=== WRITTEN REQUEST ===
Draw out every line with the word "della" from the listing below.

=== INPUT FOR THIS TASK ===
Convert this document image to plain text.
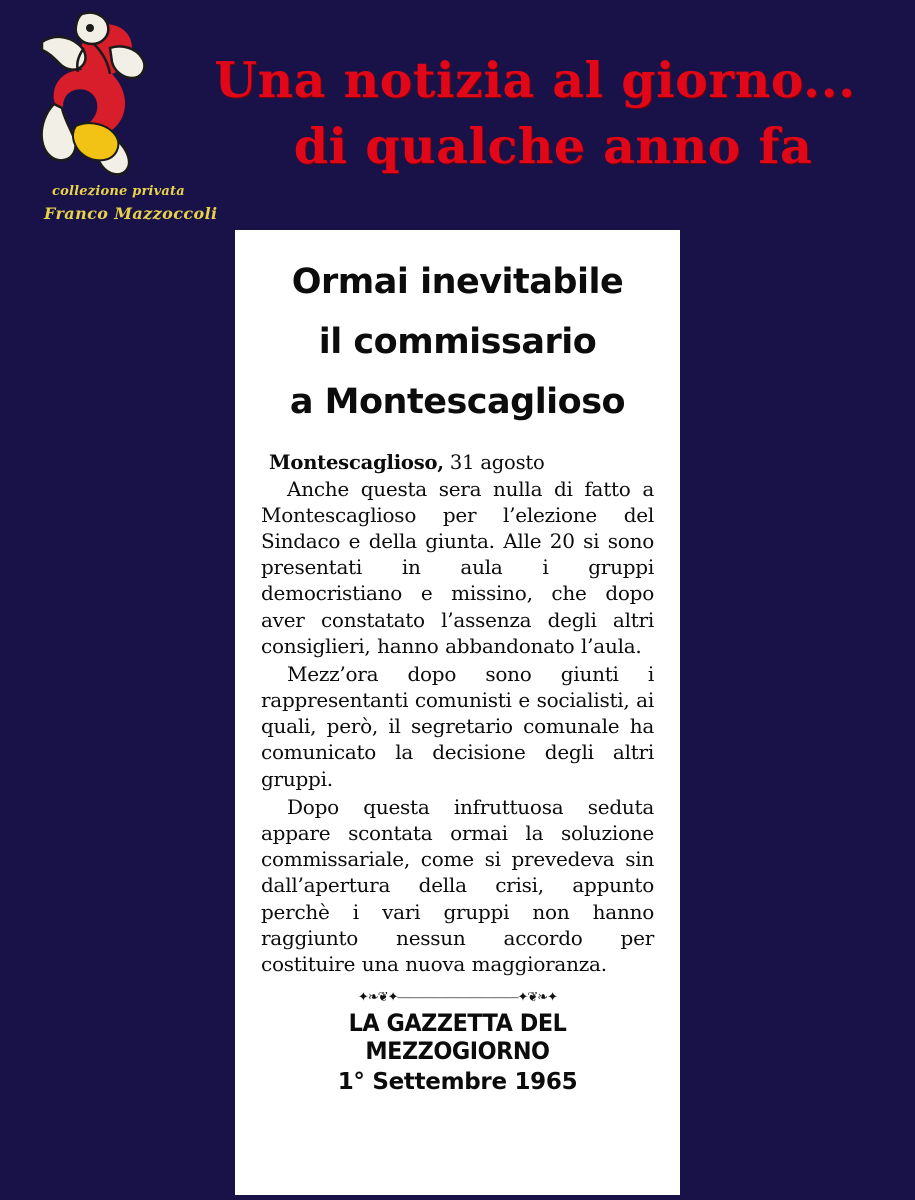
collezione privata
Franco Mazzoccoli
Una notizia al giorno...
di qualche anno fa
Ormai inevitabile
il commissario
a Montescaglioso

Montescaglioso, 31 agosto

Anche questa sera nulla di fatto a Montescaglioso per l’elezione del Sindaco e della giunta. Alle 20 si sono presentati in aula i gruppi democristiano e missino, che dopo aver constatato l’assenza degli altri consiglieri, hanno abbandonato l’aula.

Mezz’ora dopo sono giunti i rappresentanti comunisti e socialisti, ai quali, però, il segretario comunale ha comunicato la decisione degli altri gruppi.

Dopo questa infruttuosa seduta appare scontata ormai la soluzione commissariale, come si prevedeva sin dall’apertura della crisi, appunto perchè i vari gruppi non hanno raggiunto nessun accordo per costituire una nuova maggioranza.

✦❧❦✦——————————✦❦❧✦

LA GAZZETTA DEL MEZZOGIORNO

1° Settembre 1965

=== RESULT OF THIS EXERCISE ===
Anche questa sera nulla di fatto a Montescaglioso per l’elezione del Sindaco e della giunta. Alle 20 si sono presentati in aula i gruppi democristiano e missino, che dopo aver constatato l’assenza degli altri consiglieri, hanno abbandonato l’aula.
Dopo questa infruttuosa seduta appare scontata ormai la soluzione commissariale, come si prevedeva sin dall’apertura della crisi, appunto perchè i vari gruppi non hanno raggiunto nessun accordo per costituire una nuova maggioranza.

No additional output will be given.